Records from a collection —
========
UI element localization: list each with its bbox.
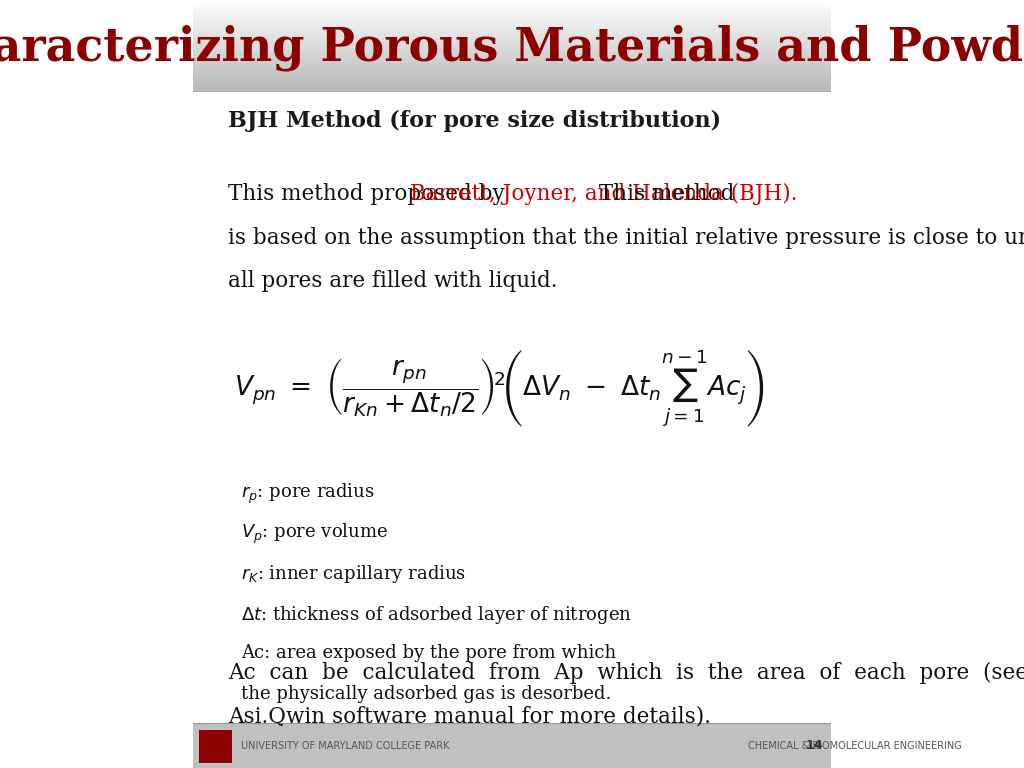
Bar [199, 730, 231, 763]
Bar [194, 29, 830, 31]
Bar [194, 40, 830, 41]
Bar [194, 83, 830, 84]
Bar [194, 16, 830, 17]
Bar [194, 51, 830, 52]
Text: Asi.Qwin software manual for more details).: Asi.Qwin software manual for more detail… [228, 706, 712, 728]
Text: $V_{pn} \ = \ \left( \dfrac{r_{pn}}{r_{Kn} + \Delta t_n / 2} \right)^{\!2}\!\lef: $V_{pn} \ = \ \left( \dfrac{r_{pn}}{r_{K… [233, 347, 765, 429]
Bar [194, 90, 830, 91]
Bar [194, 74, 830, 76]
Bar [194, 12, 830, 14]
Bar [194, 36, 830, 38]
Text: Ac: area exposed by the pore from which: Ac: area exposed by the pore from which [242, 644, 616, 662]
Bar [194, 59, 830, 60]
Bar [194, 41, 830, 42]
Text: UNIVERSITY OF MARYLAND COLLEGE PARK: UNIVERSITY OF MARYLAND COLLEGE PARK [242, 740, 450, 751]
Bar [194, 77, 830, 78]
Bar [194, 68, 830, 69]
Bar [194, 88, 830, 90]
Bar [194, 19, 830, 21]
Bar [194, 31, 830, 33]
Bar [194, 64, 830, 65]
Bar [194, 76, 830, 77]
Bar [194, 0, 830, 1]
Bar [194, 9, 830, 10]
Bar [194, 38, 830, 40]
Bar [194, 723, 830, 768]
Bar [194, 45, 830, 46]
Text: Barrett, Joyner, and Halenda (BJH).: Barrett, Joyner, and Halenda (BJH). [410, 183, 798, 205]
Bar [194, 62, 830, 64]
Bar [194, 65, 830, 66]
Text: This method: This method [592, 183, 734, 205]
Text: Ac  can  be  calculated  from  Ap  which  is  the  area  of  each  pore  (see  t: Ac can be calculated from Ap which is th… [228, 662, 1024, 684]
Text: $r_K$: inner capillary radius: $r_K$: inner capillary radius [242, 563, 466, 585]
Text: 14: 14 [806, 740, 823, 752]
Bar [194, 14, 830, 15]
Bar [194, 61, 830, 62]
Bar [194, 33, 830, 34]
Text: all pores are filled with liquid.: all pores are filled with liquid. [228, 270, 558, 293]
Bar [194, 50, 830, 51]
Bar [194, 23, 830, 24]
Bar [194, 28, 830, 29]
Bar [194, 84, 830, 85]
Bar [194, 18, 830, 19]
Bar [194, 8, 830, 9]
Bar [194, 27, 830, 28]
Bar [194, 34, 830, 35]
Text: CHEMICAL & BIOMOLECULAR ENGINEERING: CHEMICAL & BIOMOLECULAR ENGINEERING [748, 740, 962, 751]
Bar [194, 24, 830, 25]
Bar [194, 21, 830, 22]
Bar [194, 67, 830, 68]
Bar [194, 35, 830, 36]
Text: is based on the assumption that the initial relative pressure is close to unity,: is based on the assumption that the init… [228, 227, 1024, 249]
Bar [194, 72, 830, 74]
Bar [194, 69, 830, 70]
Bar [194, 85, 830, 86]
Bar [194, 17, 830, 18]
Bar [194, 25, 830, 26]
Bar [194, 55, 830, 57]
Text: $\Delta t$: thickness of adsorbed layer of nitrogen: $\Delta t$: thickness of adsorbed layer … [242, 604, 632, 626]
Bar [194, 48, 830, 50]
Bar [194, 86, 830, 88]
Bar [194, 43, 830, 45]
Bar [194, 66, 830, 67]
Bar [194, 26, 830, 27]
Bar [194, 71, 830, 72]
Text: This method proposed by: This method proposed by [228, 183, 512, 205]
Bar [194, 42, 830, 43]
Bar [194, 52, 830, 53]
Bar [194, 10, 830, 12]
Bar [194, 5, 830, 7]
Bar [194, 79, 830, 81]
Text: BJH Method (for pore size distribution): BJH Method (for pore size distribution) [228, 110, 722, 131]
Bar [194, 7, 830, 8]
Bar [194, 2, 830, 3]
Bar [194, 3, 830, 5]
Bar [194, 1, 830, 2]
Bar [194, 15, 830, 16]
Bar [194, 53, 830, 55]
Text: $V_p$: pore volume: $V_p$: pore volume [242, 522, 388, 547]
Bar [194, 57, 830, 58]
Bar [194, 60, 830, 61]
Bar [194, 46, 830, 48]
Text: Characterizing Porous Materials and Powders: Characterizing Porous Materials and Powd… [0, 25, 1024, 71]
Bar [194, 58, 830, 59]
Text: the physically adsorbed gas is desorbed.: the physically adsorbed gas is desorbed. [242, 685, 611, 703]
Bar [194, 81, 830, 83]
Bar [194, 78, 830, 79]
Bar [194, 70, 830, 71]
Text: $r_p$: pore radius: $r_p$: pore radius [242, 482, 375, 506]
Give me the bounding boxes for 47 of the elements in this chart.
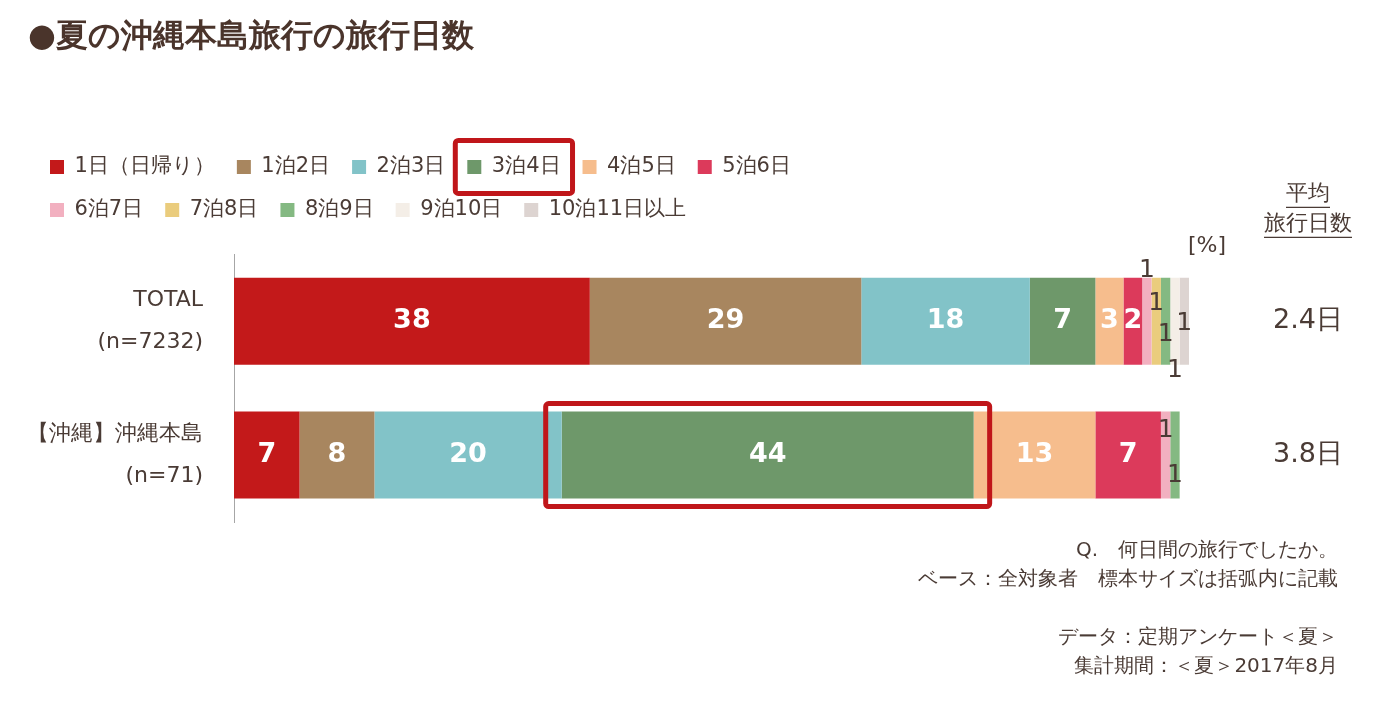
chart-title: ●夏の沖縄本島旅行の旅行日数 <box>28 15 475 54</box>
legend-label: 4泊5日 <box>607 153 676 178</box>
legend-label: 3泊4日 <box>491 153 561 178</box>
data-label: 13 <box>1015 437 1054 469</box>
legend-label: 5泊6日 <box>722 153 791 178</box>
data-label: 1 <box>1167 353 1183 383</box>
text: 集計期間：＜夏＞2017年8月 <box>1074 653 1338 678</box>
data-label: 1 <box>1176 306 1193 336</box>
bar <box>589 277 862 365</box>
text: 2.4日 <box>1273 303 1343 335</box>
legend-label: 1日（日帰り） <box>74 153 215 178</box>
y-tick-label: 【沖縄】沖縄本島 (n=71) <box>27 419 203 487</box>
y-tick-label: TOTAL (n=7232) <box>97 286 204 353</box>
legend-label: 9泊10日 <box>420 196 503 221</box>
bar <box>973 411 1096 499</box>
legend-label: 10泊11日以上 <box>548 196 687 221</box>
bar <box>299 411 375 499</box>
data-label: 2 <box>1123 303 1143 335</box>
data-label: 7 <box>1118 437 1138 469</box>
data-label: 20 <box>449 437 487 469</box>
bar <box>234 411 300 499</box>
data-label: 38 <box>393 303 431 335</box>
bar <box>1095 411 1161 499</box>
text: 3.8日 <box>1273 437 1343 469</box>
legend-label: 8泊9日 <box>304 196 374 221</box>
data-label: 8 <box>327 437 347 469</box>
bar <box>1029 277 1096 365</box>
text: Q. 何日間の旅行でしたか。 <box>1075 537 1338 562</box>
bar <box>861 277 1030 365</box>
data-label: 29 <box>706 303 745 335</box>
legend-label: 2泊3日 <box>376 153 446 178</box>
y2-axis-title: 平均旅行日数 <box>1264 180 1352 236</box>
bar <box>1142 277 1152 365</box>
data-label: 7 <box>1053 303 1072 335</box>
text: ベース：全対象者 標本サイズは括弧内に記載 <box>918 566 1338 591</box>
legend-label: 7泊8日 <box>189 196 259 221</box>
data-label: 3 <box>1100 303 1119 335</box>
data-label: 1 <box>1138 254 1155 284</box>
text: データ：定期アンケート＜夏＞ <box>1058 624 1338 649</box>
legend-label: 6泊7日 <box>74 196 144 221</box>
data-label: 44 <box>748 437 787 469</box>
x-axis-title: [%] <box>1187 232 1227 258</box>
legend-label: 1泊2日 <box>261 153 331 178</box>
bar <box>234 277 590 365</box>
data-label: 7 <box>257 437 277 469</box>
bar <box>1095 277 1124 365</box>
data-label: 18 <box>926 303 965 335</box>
========
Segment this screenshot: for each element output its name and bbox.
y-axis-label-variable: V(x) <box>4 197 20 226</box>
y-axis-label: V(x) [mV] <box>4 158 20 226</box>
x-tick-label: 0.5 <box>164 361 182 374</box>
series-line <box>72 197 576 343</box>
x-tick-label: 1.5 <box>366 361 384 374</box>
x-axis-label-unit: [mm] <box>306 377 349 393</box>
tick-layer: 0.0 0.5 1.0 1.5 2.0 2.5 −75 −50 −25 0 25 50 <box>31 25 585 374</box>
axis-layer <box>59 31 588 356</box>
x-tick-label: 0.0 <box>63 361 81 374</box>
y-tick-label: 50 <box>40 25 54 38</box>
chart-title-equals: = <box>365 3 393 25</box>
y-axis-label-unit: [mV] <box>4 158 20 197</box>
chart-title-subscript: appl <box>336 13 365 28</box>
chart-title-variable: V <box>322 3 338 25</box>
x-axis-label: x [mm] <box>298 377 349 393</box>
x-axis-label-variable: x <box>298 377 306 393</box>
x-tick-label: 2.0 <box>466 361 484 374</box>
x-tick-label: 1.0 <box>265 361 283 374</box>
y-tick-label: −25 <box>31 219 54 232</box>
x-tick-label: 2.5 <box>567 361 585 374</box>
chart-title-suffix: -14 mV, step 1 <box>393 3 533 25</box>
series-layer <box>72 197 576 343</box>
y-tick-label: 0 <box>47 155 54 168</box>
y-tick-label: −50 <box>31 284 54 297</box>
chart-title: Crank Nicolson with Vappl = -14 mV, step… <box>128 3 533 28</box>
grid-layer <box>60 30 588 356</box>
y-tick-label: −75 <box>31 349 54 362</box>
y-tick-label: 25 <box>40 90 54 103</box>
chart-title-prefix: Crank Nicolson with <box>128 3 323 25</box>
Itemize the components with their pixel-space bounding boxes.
========
GIVEN TASK —
Copy out the listing lines from the one containing "chart-title: ●夏の沖縄本島旅行の旅行日数 <box>28" through the one containing "bar <box>589 277 862 365</box>", including both of those lines.

RESULT —
chart-title: ●夏の沖縄本島旅行の旅行日数 <box>28 15 475 54</box>
legend-label: 4泊5日 <box>607 153 676 178</box>
legend-label: 3泊4日 <box>491 153 561 178</box>
data-label: 13 <box>1015 437 1054 469</box>
legend-label: 5泊6日 <box>722 153 791 178</box>
data-label: 1 <box>1167 353 1183 383</box>
text: 集計期間：＜夏＞2017年8月 <box>1074 653 1338 678</box>
data-label: 1 <box>1176 306 1193 336</box>
bar <box>589 277 862 365</box>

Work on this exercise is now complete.